[Dataset entries]
##############################

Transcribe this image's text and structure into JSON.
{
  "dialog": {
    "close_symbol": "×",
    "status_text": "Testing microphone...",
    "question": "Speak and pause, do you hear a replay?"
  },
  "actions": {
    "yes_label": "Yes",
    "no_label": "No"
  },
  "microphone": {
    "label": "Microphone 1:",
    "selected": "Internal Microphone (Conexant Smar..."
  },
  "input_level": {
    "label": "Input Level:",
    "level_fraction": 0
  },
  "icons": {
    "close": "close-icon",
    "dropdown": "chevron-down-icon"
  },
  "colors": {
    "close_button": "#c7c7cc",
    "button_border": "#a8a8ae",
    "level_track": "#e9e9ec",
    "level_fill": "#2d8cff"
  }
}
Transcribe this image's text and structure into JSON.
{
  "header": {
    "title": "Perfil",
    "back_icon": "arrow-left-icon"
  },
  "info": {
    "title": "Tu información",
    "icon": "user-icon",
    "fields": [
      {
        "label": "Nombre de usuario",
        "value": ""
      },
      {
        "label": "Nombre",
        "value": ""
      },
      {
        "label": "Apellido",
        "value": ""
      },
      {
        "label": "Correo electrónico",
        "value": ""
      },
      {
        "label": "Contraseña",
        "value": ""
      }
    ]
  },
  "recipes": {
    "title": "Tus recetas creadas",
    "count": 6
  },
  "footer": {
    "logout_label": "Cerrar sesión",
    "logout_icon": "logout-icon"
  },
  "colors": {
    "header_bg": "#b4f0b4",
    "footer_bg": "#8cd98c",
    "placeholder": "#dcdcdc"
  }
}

##############################

● Instructions for the task
Every line above should be written out again exactly as it stands.

● Complete answer
Transcribe this image's text and structure into JSON.
{
  "dialog": {
    "close_symbol": "×",
    "status_text": "Testing microphone...",
    "question": "Speak and pause, do you hear a replay?"
  },
  "actions": {
    "yes_label": "Yes",
    "no_label": "No"
  },
  "microphone": {
    "label": "Microphone 1:",
    "selected": "Internal Microphone (Conexant Smar..."
  },
  "input_level": {
    "label": "Input Level:",
    "level_fraction": 0
  },
  "icons": {
    "close": "close-icon",
    "dropdown": "chevron-down-icon"
  },
  "colors": {
    "close_button": "#c7c7cc",
    "button_border": "#a8a8ae",
    "level_track": "#e9e9ec",
    "level_fill": "#2d8cff"
  }
}
Transcribe this image's text and structure into JSON.
{
  "header": {
    "title": "Perfil",
    "back_icon": "arrow-left-icon"
  },
  "info": {
    "title": "Tu información",
    "icon": "user-icon",
    "fields": [
      {
        "label": "Nombre de usuario",
        "value": ""
      },
      {
        "label": "Nombre",
        "value": ""
      },
      {
        "label": "Apellido",
        "value": ""
      },
      {
        "label": "Correo electrónico",
        "value": ""
      },
      {
        "label": "Contraseña",
        "value": ""
      }
    ]
  },
  "recipes": {
    "title": "Tus recetas creadas",
    "count": 6
  },
  "footer": {
    "logout_label": "Cerrar sesión",
    "logout_icon": "logout-icon"
  },
  "colors": {
    "header_bg": "#b4f0b4",
    "footer_bg": "#8cd98c",
    "placeholder": "#dcdcdc"
  }
}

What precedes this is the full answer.